Start of Dataset records
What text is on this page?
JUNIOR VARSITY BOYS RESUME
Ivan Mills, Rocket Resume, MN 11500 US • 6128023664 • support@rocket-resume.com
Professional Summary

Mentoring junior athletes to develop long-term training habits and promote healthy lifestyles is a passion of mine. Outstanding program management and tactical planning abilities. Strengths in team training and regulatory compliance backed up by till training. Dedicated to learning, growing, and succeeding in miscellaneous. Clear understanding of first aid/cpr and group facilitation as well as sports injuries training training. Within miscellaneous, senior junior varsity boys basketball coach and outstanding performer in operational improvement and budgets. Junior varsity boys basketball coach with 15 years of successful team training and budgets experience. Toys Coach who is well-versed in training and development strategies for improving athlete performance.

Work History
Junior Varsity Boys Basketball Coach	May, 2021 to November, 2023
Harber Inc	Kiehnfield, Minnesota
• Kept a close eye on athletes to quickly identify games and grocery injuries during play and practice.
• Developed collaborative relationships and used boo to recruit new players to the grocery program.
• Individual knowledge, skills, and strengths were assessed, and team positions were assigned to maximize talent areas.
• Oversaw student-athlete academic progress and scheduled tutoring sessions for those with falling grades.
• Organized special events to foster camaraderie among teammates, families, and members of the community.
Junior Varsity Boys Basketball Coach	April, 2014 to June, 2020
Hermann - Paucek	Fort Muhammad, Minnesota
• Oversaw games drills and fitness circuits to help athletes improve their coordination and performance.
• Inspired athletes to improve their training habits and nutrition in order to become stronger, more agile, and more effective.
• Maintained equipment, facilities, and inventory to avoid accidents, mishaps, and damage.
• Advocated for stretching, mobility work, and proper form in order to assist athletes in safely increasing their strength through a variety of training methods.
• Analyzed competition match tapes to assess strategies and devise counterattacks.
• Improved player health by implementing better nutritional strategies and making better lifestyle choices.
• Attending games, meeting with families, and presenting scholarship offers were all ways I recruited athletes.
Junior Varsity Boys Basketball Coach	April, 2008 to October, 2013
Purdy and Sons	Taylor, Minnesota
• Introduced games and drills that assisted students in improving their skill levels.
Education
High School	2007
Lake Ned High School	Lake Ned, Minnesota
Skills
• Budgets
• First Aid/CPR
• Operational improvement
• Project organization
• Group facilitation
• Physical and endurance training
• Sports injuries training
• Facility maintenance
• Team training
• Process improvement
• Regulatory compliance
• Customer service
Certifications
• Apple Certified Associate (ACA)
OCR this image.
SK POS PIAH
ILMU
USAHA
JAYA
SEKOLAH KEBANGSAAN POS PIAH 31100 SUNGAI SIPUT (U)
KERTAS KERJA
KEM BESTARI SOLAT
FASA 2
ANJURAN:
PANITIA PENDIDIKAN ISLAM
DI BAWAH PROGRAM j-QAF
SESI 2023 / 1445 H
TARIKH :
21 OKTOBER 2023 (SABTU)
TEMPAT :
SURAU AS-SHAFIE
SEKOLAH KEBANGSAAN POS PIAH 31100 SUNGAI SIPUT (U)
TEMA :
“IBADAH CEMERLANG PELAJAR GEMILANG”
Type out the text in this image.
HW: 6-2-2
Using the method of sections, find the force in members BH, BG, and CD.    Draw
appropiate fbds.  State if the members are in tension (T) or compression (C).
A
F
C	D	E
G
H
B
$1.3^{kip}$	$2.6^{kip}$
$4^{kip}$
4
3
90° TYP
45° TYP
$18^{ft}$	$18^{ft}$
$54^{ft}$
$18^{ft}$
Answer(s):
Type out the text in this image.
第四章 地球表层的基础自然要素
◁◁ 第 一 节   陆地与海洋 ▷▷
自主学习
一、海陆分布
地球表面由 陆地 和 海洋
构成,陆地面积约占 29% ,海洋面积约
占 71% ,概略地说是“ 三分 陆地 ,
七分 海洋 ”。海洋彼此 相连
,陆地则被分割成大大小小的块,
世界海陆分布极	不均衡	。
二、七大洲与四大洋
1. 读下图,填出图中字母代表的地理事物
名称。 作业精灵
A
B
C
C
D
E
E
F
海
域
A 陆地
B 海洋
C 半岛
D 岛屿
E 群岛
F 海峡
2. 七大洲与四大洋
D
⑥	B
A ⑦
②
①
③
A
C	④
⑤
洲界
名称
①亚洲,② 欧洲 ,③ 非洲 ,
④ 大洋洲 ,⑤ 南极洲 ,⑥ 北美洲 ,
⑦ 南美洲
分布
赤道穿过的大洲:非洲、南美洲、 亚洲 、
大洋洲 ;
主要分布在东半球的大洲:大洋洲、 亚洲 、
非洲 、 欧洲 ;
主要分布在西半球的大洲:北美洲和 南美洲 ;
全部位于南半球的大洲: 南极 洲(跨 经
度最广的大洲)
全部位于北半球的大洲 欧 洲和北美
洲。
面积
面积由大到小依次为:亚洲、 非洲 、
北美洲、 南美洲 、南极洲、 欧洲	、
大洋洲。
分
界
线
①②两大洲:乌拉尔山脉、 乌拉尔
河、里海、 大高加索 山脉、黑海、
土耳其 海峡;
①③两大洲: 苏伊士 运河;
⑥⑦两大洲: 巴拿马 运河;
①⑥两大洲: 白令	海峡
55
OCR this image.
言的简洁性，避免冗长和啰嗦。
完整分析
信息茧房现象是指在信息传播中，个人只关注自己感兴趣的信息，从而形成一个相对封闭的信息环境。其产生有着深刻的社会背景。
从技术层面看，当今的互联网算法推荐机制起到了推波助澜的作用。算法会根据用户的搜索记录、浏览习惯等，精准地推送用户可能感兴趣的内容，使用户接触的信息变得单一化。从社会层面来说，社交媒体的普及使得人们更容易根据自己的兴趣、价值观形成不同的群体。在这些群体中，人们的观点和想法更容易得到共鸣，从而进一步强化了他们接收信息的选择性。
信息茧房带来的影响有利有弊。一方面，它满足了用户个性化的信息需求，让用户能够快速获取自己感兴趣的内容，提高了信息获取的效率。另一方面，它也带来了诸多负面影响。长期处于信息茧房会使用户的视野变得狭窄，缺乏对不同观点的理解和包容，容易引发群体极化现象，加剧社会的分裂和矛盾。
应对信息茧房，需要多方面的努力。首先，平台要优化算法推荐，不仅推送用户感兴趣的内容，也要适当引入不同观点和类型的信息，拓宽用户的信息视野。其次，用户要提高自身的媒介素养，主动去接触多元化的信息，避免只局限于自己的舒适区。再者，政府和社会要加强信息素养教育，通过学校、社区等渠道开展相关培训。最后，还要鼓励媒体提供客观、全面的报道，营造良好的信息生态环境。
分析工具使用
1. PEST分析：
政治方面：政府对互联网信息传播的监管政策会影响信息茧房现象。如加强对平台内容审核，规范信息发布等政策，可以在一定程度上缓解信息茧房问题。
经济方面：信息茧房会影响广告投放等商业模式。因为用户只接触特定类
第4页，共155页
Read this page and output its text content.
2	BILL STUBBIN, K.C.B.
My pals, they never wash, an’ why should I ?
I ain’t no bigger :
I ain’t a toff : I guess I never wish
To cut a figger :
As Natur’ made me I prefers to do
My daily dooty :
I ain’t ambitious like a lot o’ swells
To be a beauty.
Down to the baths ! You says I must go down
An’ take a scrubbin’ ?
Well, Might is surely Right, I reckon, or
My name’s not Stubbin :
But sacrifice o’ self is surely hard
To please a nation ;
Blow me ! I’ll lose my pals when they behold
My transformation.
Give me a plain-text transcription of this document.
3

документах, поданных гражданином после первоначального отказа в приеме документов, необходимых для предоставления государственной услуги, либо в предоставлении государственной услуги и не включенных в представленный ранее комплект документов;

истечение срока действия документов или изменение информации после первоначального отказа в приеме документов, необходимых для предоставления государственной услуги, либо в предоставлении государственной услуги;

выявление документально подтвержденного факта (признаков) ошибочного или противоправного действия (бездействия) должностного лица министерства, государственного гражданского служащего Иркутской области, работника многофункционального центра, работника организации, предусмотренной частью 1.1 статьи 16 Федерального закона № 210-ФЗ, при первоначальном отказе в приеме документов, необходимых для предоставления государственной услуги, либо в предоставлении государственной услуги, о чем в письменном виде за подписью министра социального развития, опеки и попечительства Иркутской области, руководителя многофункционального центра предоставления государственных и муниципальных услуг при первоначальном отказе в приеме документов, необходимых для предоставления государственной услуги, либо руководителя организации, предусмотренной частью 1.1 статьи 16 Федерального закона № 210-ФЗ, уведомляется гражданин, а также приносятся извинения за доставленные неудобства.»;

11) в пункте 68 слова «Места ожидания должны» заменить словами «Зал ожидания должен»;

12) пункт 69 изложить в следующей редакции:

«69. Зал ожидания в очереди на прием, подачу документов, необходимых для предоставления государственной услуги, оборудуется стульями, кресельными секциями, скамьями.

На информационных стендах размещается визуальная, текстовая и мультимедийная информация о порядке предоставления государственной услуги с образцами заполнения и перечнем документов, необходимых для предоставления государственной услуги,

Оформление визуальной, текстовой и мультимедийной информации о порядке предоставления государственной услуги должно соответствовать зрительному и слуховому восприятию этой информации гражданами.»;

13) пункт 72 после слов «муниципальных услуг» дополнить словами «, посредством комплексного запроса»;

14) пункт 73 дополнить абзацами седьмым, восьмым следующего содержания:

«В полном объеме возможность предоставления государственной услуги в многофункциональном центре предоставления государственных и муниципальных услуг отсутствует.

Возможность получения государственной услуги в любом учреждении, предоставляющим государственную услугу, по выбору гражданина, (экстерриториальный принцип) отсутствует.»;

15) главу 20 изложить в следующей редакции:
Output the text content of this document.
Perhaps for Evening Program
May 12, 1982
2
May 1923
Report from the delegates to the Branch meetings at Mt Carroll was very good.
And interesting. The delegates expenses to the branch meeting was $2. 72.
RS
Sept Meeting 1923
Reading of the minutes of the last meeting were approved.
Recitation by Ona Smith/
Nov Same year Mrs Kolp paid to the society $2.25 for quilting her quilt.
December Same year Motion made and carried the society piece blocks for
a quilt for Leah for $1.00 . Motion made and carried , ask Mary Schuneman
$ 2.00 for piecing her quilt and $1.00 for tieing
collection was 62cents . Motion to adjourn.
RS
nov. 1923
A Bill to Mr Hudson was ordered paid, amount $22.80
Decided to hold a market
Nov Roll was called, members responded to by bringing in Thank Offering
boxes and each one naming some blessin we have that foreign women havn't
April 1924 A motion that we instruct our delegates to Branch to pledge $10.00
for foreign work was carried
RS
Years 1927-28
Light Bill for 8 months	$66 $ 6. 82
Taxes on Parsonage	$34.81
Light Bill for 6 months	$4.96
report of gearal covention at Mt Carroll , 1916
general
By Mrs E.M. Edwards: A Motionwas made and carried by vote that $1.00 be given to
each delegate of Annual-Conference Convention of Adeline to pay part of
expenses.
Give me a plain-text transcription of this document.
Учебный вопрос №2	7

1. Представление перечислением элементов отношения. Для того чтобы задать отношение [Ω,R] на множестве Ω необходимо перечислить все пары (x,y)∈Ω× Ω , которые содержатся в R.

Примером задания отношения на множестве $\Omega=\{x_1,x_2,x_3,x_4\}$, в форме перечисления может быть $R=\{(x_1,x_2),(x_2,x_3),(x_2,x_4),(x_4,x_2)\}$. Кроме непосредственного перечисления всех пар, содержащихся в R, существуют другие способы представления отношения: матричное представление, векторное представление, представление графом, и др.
End of Dataset records
Locate and copy each line in the data above that includes the word "словами".

11) в пункте 68 слова «Места ожидания должны» заменить словами «Зал ожидания должен»;
13) пункт 72 после слов «муниципальных услуг» дополнить словами «, посредством комплексного запроса»;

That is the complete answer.